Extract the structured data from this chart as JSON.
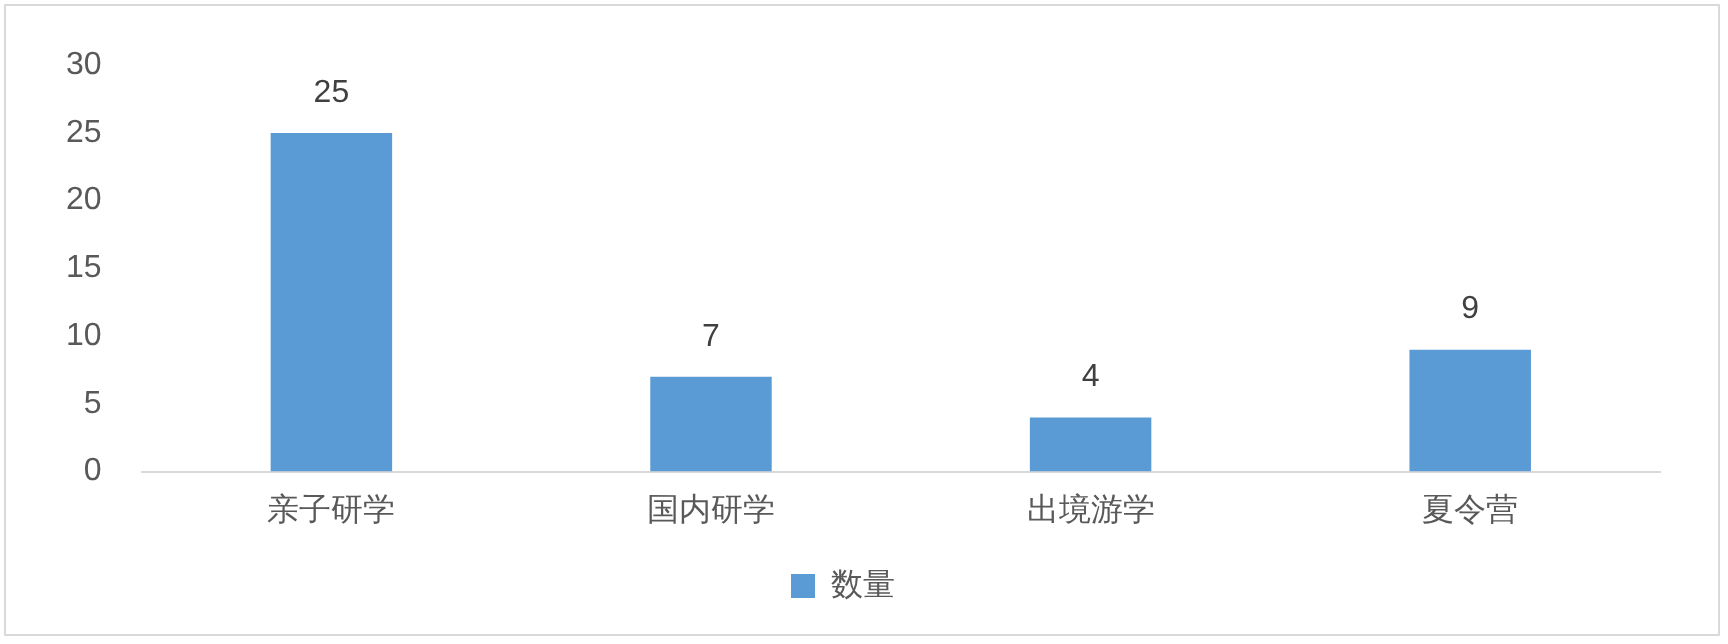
{
  "chart_data": {
    "type": "bar",
    "categories": [
      "亲子研学",
      "国内研学",
      "出境游学",
      "夏令营"
    ],
    "series": [
      {
        "name": "数量",
        "color": "#5b9bd5",
        "values": [
          25,
          7,
          4,
          9
        ]
      }
    ],
    "ylim": [
      0,
      30
    ],
    "yticks": [
      0,
      5,
      10,
      15,
      20,
      25,
      30
    ],
    "grid": false,
    "legend": "bottom",
    "data_labels": true
  }
}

____________________

▶ [WHAT YOU HAVE TO DO]:
Without including any picture, repeat the data exactly.

▶ [RESULT OF THIS TASK]:
Extract the structured data from this chart as JSON.
{
  "chart_data": {
    "type": "bar",
    "categories": [
      "亲子研学",
      "国内研学",
      "出境游学",
      "夏令营"
    ],
    "series": [
      {
        "name": "数量",
        "color": "#5b9bd5",
        "values": [
          25,
          7,
          4,
          9
        ]
      }
    ],
    "ylim": [
      0,
      30
    ],
    "yticks": [
      0,
      5,
      10,
      15,
      20,
      25,
      30
    ],
    "grid": false,
    "legend": "bottom",
    "data_labels": true
  }
}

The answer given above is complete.